#### Exercise aim:
Give only the number of lines in these records that contain the word "értjük".

#### Supplied data:
━━━━━━━━━━━━━━━━━━━━
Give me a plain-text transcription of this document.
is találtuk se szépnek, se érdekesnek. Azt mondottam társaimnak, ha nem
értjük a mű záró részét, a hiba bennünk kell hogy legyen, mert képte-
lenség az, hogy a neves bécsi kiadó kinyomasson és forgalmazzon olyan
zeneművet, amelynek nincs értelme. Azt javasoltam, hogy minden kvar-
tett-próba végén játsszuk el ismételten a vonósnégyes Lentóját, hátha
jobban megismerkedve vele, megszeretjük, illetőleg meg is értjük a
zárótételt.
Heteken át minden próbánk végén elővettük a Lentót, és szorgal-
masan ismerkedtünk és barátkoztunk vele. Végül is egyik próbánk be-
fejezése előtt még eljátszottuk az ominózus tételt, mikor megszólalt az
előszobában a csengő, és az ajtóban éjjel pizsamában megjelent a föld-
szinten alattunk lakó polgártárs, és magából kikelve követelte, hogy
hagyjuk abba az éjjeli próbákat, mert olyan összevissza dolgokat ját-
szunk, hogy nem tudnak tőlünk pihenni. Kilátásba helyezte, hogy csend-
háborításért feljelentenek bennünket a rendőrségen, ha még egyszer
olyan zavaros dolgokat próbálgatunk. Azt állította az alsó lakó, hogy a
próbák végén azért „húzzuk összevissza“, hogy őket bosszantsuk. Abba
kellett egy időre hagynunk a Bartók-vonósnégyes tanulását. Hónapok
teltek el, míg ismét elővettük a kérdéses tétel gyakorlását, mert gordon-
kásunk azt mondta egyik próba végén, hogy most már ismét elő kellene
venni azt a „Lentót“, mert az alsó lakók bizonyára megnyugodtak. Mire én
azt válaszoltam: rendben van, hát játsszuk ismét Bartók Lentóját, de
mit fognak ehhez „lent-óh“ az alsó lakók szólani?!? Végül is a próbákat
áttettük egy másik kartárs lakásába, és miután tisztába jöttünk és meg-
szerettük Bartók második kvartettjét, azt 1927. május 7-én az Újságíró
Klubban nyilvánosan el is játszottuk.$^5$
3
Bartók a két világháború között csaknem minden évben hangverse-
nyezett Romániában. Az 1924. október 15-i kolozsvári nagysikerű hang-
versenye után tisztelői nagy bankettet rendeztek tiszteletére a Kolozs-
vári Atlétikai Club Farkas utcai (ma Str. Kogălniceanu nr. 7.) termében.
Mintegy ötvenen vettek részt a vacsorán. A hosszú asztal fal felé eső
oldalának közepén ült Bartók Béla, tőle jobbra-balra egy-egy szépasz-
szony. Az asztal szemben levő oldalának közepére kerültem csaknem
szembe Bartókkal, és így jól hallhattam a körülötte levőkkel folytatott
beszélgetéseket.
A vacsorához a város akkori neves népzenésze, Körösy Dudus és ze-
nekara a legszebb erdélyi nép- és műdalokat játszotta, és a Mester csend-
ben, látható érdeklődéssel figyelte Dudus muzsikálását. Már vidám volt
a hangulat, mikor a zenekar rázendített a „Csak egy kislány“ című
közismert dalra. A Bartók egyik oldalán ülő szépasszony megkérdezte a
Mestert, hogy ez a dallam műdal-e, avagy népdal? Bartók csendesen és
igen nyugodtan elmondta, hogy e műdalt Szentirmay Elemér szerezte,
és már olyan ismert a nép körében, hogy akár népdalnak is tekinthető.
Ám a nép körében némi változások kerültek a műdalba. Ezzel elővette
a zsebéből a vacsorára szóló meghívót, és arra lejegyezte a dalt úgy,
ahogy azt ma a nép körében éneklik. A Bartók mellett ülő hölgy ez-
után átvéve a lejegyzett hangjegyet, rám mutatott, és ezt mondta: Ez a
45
━━━━━━━━━━━━━━━━━━━━
#### Solution:
2